▶ The problem: Search the listing for "datas" and copy every line where it appears.

* begin The records *

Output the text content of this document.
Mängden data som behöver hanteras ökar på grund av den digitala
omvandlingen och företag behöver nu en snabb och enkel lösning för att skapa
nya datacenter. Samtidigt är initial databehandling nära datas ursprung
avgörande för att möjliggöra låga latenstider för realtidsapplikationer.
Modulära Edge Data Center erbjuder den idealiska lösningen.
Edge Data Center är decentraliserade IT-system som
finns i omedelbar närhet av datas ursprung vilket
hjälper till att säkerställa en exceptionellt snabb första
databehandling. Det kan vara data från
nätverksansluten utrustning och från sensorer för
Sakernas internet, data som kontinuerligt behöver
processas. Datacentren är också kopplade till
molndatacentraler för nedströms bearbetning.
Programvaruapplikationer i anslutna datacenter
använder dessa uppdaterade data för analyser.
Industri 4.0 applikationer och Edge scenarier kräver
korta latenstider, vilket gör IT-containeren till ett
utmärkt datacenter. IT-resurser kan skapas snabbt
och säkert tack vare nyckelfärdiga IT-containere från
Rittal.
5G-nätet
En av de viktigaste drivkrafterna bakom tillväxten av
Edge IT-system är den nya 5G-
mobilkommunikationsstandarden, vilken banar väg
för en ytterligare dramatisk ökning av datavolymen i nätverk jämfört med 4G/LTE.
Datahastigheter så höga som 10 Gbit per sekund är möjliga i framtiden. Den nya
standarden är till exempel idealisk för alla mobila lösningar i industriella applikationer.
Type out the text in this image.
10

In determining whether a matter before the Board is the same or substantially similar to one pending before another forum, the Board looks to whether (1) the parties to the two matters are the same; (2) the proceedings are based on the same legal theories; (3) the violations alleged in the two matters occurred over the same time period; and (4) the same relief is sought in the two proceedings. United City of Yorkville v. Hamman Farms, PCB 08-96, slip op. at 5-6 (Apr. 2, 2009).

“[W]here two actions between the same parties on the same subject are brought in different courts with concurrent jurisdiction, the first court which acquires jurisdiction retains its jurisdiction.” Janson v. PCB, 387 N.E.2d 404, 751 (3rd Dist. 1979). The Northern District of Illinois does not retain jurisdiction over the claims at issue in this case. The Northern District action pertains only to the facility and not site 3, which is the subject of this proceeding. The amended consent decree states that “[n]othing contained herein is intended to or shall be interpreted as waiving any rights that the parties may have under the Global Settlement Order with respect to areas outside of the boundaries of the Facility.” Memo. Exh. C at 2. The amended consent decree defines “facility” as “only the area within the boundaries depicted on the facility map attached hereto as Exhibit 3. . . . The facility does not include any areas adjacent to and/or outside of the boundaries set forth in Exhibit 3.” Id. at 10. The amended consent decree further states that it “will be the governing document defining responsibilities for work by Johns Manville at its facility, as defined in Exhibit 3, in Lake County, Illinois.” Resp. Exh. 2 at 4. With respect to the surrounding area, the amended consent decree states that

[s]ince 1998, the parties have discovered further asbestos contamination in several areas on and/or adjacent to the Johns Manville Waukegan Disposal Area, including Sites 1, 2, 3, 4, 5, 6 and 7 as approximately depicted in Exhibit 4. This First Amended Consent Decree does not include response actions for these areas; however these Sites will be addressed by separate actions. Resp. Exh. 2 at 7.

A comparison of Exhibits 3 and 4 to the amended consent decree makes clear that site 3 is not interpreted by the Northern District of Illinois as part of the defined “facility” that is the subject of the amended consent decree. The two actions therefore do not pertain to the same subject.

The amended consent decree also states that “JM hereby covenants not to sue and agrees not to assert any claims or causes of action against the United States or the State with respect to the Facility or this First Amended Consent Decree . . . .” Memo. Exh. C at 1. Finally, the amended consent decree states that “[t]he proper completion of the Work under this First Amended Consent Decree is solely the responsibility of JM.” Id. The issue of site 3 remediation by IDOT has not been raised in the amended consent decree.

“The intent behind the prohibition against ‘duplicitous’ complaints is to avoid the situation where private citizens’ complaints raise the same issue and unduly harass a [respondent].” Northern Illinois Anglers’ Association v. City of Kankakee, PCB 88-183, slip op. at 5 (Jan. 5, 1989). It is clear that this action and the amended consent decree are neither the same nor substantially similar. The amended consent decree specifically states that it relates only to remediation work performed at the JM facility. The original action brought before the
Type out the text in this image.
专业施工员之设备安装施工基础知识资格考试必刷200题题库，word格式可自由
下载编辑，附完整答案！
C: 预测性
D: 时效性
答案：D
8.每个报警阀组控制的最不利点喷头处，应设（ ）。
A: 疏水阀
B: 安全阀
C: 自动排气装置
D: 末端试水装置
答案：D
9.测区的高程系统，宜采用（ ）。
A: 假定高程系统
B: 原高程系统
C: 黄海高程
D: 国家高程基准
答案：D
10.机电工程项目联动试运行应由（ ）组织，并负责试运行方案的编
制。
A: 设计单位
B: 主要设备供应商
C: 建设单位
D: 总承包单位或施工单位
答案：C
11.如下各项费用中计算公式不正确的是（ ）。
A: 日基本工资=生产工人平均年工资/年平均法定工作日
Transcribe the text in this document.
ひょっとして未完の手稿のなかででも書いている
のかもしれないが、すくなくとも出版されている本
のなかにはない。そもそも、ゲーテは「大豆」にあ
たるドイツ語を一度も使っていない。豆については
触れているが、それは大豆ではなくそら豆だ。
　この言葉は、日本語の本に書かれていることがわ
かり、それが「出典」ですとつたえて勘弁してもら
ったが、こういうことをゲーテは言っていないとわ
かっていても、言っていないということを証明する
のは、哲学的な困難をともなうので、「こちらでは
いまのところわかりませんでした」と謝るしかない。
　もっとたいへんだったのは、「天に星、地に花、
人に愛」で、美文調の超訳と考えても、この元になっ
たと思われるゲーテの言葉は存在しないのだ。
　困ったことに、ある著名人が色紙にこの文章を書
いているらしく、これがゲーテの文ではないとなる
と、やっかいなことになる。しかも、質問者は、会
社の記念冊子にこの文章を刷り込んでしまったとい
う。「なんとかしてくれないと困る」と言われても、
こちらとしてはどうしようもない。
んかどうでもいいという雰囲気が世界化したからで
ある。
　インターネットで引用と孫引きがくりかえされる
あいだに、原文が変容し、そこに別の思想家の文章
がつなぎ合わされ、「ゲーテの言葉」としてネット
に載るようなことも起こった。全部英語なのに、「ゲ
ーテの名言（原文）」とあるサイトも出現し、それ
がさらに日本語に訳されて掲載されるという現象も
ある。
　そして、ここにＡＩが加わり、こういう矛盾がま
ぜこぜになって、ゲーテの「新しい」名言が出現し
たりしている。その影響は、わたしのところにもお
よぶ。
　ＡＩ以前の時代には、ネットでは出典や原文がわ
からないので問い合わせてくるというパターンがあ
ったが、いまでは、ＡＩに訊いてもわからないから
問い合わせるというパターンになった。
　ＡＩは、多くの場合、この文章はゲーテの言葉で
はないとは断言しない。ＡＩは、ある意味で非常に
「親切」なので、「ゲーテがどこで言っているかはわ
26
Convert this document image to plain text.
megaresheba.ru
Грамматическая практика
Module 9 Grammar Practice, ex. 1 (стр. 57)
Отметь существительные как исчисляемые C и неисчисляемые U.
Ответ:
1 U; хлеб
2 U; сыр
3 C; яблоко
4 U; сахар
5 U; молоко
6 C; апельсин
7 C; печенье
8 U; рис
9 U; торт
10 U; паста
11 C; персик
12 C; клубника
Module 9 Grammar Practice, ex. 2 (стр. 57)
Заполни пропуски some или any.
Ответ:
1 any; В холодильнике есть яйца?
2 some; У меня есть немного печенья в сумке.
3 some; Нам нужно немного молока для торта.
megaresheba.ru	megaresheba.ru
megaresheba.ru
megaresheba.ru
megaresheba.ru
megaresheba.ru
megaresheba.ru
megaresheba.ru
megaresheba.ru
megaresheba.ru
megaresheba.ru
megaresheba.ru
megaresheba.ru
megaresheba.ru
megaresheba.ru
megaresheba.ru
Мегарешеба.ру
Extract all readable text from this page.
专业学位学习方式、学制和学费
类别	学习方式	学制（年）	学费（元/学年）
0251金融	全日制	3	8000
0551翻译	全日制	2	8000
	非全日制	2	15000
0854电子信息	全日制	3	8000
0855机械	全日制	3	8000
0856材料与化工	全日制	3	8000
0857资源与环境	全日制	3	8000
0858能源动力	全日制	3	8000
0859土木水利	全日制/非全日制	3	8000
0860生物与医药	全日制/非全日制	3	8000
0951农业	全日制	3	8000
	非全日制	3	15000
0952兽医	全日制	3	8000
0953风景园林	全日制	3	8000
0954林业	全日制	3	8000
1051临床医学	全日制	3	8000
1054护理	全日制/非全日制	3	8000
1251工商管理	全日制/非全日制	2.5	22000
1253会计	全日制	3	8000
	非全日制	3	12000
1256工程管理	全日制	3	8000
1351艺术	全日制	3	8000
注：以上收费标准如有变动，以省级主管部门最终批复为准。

* end The records *

▶ Answer to the task:
nya datacenter. Samtidigt är initial databehandling nära datas ursprung
finns i omedelbar närhet av datas ursprung vilket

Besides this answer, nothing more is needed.